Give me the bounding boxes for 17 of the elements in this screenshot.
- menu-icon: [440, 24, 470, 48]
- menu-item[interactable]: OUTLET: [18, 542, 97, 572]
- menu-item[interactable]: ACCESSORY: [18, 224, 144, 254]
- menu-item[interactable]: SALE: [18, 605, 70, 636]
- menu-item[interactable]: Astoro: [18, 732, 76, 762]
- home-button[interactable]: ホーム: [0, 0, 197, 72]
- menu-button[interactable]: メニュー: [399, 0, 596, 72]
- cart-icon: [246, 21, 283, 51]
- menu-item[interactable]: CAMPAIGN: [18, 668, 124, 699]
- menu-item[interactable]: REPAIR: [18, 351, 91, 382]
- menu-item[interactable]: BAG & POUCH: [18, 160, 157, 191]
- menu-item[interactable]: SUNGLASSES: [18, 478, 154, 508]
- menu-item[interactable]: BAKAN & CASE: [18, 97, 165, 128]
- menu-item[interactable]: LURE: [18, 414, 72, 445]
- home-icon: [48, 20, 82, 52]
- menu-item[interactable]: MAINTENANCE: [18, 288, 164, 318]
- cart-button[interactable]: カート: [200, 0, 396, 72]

========

◆ 과제 설명: 위 기록의 모든 줄을 빈 줄은 빼고 번호 목록으로 나열하세요.

◆ 과제 풀이:
1. Give me the bounding boxes for 17 of the elements in this screenshot.
2. - menu-icon: [440, 24, 470, 48]
3. - menu-item[interactable]: OUTLET: [18, 542, 97, 572]
4. - menu-item[interactable]: ACCESSORY: [18, 224, 144, 254]
5. - menu-item[interactable]: SALE: [18, 605, 70, 636]
6. - menu-item[interactable]: Astoro: [18, 732, 76, 762]
7. - home-button[interactable]: ホーム: [0, 0, 197, 72]
8. - menu-button[interactable]: メニュー: [399, 0, 596, 72]
9. - cart-icon: [246, 21, 283, 51]
10. - menu-item[interactable]: CAMPAIGN: [18, 668, 124, 699]
11. - menu-item[interactable]: REPAIR: [18, 351, 91, 382]
12. - menu-item[interactable]: BAG & POUCH: [18, 160, 157, 191]
13. - menu-item[interactable]: SUNGLASSES: [18, 478, 154, 508]
14. - menu-item[interactable]: BAKAN & CASE: [18, 97, 165, 128]
15. - menu-item[interactable]: LURE: [18, 414, 72, 445]
16. - home-icon: [48, 20, 82, 52]
17. - menu-item[interactable]: MAINTENANCE: [18, 288, 164, 318]
18. - cart-button[interactable]: カート: [200, 0, 396, 72]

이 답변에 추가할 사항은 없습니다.